Leaving the pictures aside, transcribe every line below exactly.

(Extracted records)
━━━━━━━━━━
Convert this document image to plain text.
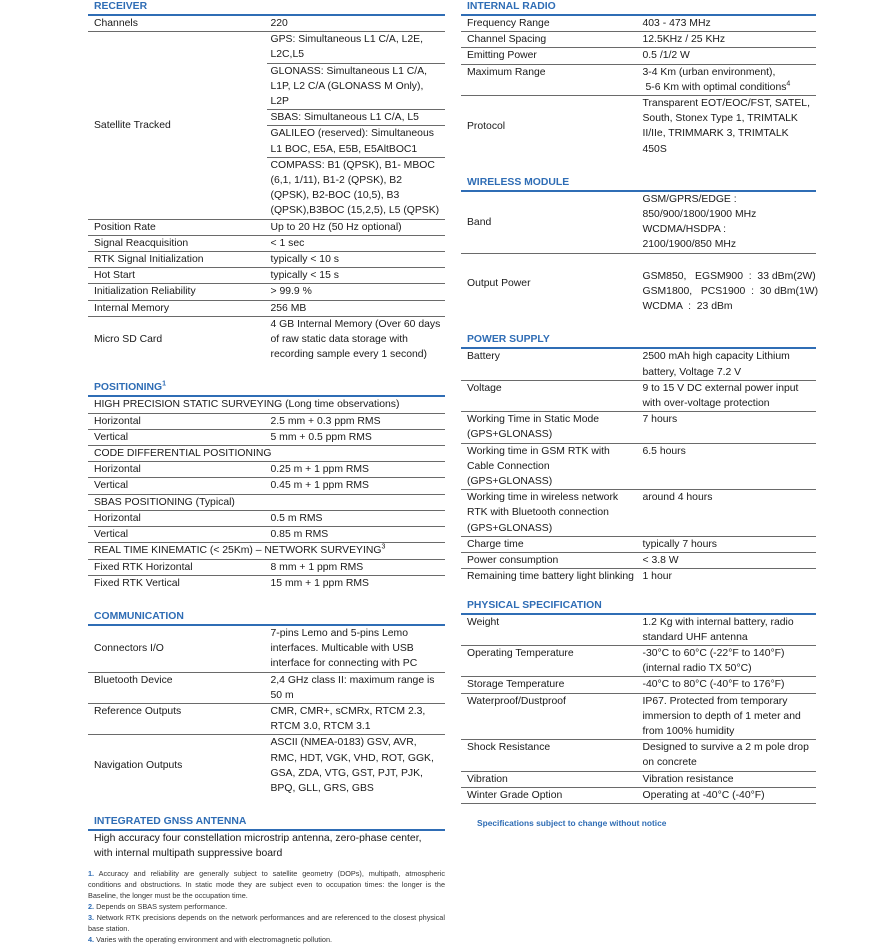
RECEIVER	
Channels	220
Satellite Tracked	GPS: Simultaneous L1 C/A, L2E, L2C,L5
	GLONASS: Simultaneous L1 C/A, L1P, L2 C/A (GLONASS M Only), L2P
	SBAS: Simultaneous L1 C/A, L5
	GALILEO (reserved): Simultaneous L1 BOC, E5A, E5B, E5AltBOC1
	COMPASS: B1 (QPSK), B1- MBOC (6,1, 1/11), B1-2 (QPSK), B2 (QPSK), B2-BOC (10,5), B3 (QPSK),B3BOC (15,2,5), L5 (QPSK)
Position Rate	Up to 20 Hz (50 Hz optional)
Signal Reacquisition	< 1 sec
RTK Signal Initialization	typically < 10 s
Hot Start	typically < 15 s
Initialization Reliability	> 99.9 %
Internal Memory	256 MB
Micro SD Card	4 GB Internal Memory (Over 60 days of raw static data storage with recording sample every 1 second)
POSITIONING$^1$
HIGH PRECISION STATIC SURVEYING (Long time observations)	
Horizontal	2.5 mm + 0.3 ppm RMS
Vertical	5 mm + 0.5 ppm RMS
CODE DIFFERENTIAL POSITIONING	
Horizontal	0.25 m + 1 ppm RMS
Vertical	0.45 m + 1 ppm RMS
SBAS POSITIONING (Typical)	
Horizontal	0.5 m RMS
Vertical	0.85 m RMS
REAL TIME KINEMATIC (< 25Km) – NETWORK SURVEYING$^3$
Fixed RTK Horizontal	8 mm + 1 ppm RMS
Fixed RTK Vertical	15 mm + 1 ppm RMS
COMMUNICATION	
Connectors I/O	7-pins Lemo and 5-pins Lemo interfaces. Multicable with USB interface for connecting with PC
Bluetooth Device	2,4 GHz class II: maximum range is 50 m
Reference Outputs	CMR, CMR+, sCMRx, RTCM 2.3, RTCM 3.0, RTCM 3.1
Navigation Outputs	ASCII (NMEA-0183) GSV, AVR, RMC, HDT, VGK, VHD, ROT, GGK, GSA, ZDA, VTG, GST, PJT, PJK, BPQ, GLL, GRS, GBS
INTEGRATED GNSS ANTENNA
High accuracy four constellation microstrip antenna, zero-phase center, with internal multipath suppressive board
1. Accuracy and reliability are generally subject to satellite geometry (DOPs), multipath, atmospheric conditions and obstructions. In static mode they are subject even to occupation times: the longer is the Baseline, the longer must be the occupation time.
2. Depends on SBAS system performance.
3. Network RTK precisions depends on the network performances and are referenced to the closest physical base station.
4. Varies with the operating environment and with electromagnetic pollution.
INTERNAL RADIO	
Frequency Range	403 - 473 MHz
Channel Spacing	12.5KHz / 25 KHz
Emitting Power	0.5 /1/2 W
Maximum Range	3-4 Km (urban environment),
5-6 Km with optimal conditions$^4$

Protocol	Transparent EOT/EOC/FST, SATEL, South, Stonex Type 1, TRIMTALK II/IIe, TRIMMARK 3, TRIMTALK 450S
WIRELESS MODULE	
Band	GSM/GPRS/EDGE :
850/900/1800/1900 MHz
WCDMA/HSDPA :
2100/1900/850 MHz

Output Power	GSM850,   EGSM900  :  33 dBm(2W)
GSM1800,   PCS1900  :  30 dBm(1W)
WCDMA  :  23 dBm
POWER SUPPLY	
Battery	2500 mAh high capacity Lithium battery, Voltage 7.2 V
Voltage	9 to 15 V DC external power input with over-voltage protection
Working Time in Static Mode (GPS+GLONASS)	7 hours
Working time in GSM RTK with Cable Connection (GPS+GLONASS)	6.5 hours
Working time in wireless network RTK with Bluetooth connection (GPS+GLONASS)	around 4 hours
Charge time	typically 7 hours
Power consumption	< 3.8 W
Remaining time battery light blinking	1 hour
PHYSICAL SPECIFICATION	
Weight	1.2 Kg with internal battery, radio standard UHF antenna
Operating Temperature	-30°C to 60°C (-22°F to 140°F) (internal radio TX 50°C)
Storage Temperature	-40°C to 80°C (-40°F to 176°F)
Waterproof/Dustproof	IP67. Protected from temporary immersion to depth of 1 meter and from 100% humidity
Shock Resistance	Designed to survive a 2 m pole drop on concrete
Vibration	Vibration resistance
Winter Grade Option	Operating at -40°C (-40°F)
Specifications subject to change without notice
━━━━━━━━━━
* _SOLVED PROBLEM_:
Convert this document image to plain text.
RECEIVER	
Channels	220
Satellite Tracked	GPS: Simultaneous L1 C/A, L2E, L2C,L5
	GLONASS: Simultaneous L1 C/A, L1P, L2 C/A (GLONASS M Only), L2P
	SBAS: Simultaneous L1 C/A, L5
	GALILEO (reserved): Simultaneous L1 BOC, E5A, E5B, E5AltBOC1
	COMPASS: B1 (QPSK), B1- MBOC (6,1, 1/11), B1-2 (QPSK), B2 (QPSK), B2-BOC (10,5), B3 (QPSK),B3BOC (15,2,5), L5 (QPSK)
Position Rate	Up to 20 Hz (50 Hz optional)
Signal Reacquisition	< 1 sec
RTK Signal Initialization	typically < 10 s
Hot Start	typically < 15 s
Initialization Reliability	> 99.9 %
Internal Memory	256 MB
Micro SD Card	4 GB Internal Memory (Over 60 days of raw static data storage with recording sample every 1 second)
POSITIONING$^1$
HIGH PRECISION STATIC SURVEYING (Long time observations)	
Horizontal	2.5 mm + 0.3 ppm RMS
Vertical	5 mm + 0.5 ppm RMS
CODE DIFFERENTIAL POSITIONING	
Horizontal	0.25 m + 1 ppm RMS
Vertical	0.45 m + 1 ppm RMS
SBAS POSITIONING (Typical)	
Horizontal	0.5 m RMS
Vertical	0.85 m RMS
REAL TIME KINEMATIC (< 25Km) – NETWORK SURVEYING$^3$
Fixed RTK Horizontal	8 mm + 1 ppm RMS
Fixed RTK Vertical	15 mm + 1 ppm RMS
COMMUNICATION	
Connectors I/O	7-pins Lemo and 5-pins Lemo interfaces. Multicable with USB interface for connecting with PC
Bluetooth Device	2,4 GHz class II: maximum range is 50 m
Reference Outputs	CMR, CMR+, sCMRx, RTCM 2.3, RTCM 3.0, RTCM 3.1
Navigation Outputs	ASCII (NMEA-0183) GSV, AVR, RMC, HDT, VGK, VHD, ROT, GGK, GSA, ZDA, VTG, GST, PJT, PJK, BPQ, GLL, GRS, GBS
INTEGRATED GNSS ANTENNA
High accuracy four constellation microstrip antenna, zero-phase center, with internal multipath suppressive board
1. Accuracy and reliability are generally subject to satellite geometry (DOPs), multipath, atmospheric conditions and obstructions. In static mode they are subject even to occupation times: the longer is the Baseline, the longer must be the occupation time.
2. Depends on SBAS system performance.
3. Network RTK precisions depends on the network performances and are referenced to the closest physical base station.
4. Varies with the operating environment and with electromagnetic pollution.
INTERNAL RADIO	
Frequency Range	403 - 473 MHz
Channel Spacing	12.5KHz / 25 KHz
Emitting Power	0.5 /1/2 W
Maximum Range	3-4 Km (urban environment),
5-6 Km with optimal conditions$^4$

Protocol	Transparent EOT/EOC/FST, SATEL, South, Stonex Type 1, TRIMTALK II/IIe, TRIMMARK 3, TRIMTALK 450S
WIRELESS MODULE	
Band	GSM/GPRS/EDGE :
850/900/1800/1900 MHz
WCDMA/HSDPA :
2100/1900/850 MHz

Output Power	GSM850,   EGSM900  :  33 dBm(2W)
GSM1800,   PCS1900  :  30 dBm(1W)
WCDMA  :  23 dBm
POWER SUPPLY	
Battery	2500 mAh high capacity Lithium battery, Voltage 7.2 V
Voltage	9 to 15 V DC external power input with over-voltage protection
Working Time in Static Mode (GPS+GLONASS)	7 hours
Working time in GSM RTK with Cable Connection (GPS+GLONASS)	6.5 hours
Working time in wireless network RTK with Bluetooth connection (GPS+GLONASS)	around 4 hours
Charge time	typically 7 hours
Power consumption	< 3.8 W
Remaining time battery light blinking	1 hour
PHYSICAL SPECIFICATION	
Weight	1.2 Kg with internal battery, radio standard UHF antenna
Operating Temperature	-30°C to 60°C (-22°F to 140°F) (internal radio TX 50°C)
Storage Temperature	-40°C to 80°C (-40°F to 176°F)
Waterproof/Dustproof	IP67. Protected from temporary immersion to depth of 1 meter and from 100% humidity
Shock Resistance	Designed to survive a 2 m pole drop on concrete
Vibration	Vibration resistance
Winter Grade Option	Operating at -40°C (-40°F)
Specifications subject to change without notice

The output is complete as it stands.